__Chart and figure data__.
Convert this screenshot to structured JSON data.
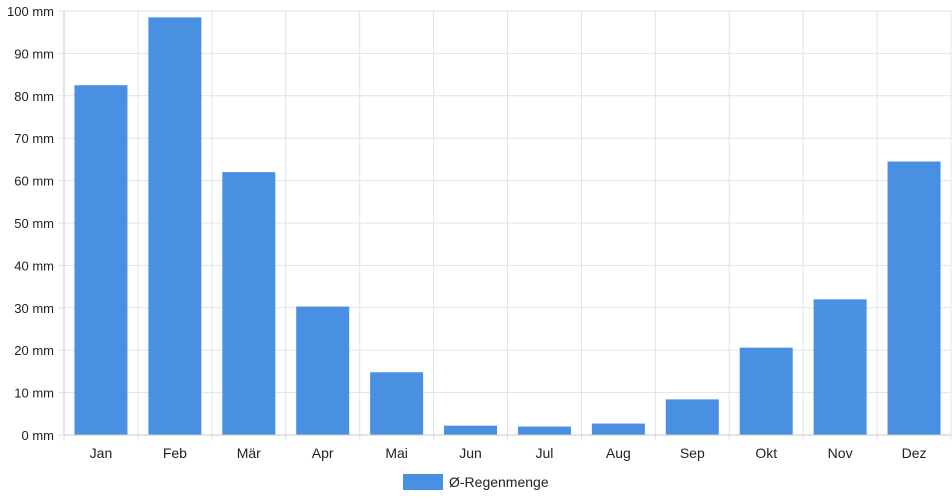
{
  "chart_data": {
    "type": "bar",
    "categories": [
      "Jan",
      "Feb",
      "Mär",
      "Apr",
      "Mai",
      "Jun",
      "Jul",
      "Aug",
      "Sep",
      "Okt",
      "Nov",
      "Dez"
    ],
    "series": [
      {
        "name": "Ø-Regenmenge",
        "values": [
          82.5,
          98.5,
          62,
          30.3,
          14.8,
          2.2,
          2,
          2.7,
          8.4,
          20.6,
          32,
          64.5
        ],
        "color": "#4a90e2"
      }
    ],
    "y_ticks": [
      "0 mm",
      "10 mm",
      "20 mm",
      "30 mm",
      "40 mm",
      "50 mm",
      "60 mm",
      "70 mm",
      "80 mm",
      "90 mm",
      "100 mm"
    ],
    "ylim": [
      0,
      100
    ],
    "y_unit": "mm",
    "grid": true,
    "legend_position": "bottom-center",
    "title": "",
    "xlabel": "",
    "ylabel": ""
  }
}
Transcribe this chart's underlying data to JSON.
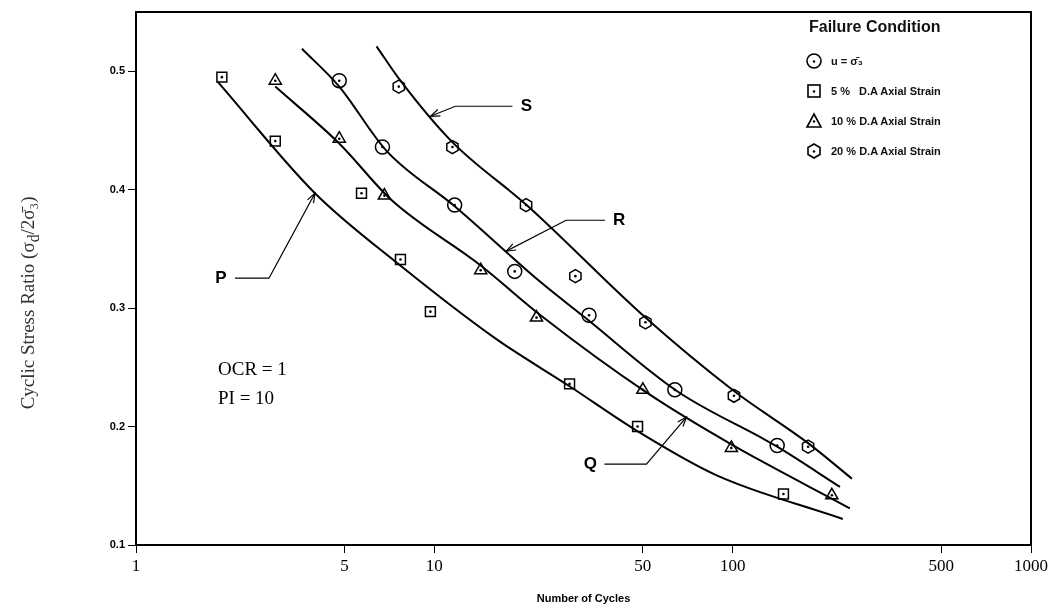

__Goal__. Quote all of the entries word for word, omitting any pictures.

__Response for this exercise__.
Convert this screenshot to structured JSON data.
{
  "chart_data": {
    "type": "bar",
    "categories": [
      "Jan",
      "Feb",
      "Mär",
      "Apr",
      "Mai",
      "Jun",
      "Jul",
      "Aug",
      "Sep",
      "Okt",
      "Nov",
      "Dez"
    ],
    "series": [
      {
        "name": "Ø-Regenmenge",
        "values": [
          82.5,
          98.5,
          62,
          30.3,
          14.8,
          2.2,
          2,
          2.7,
          8.4,
          20.6,
          32,
          64.5
        ],
        "color": "#4a90e2"
      }
    ],
    "y_ticks": [
      "0 mm",
      "10 mm",
      "20 mm",
      "30 mm",
      "40 mm",
      "50 mm",
      "60 mm",
      "70 mm",
      "80 mm",
      "90 mm",
      "100 mm"
    ],
    "ylim": [
      0,
      100
    ],
    "y_unit": "mm",
    "grid": true,
    "legend_position": "bottom-center",
    "title": "",
    "xlabel": "",
    "ylabel": ""
  }
}
Transcribe this chart's underlying data to JSON.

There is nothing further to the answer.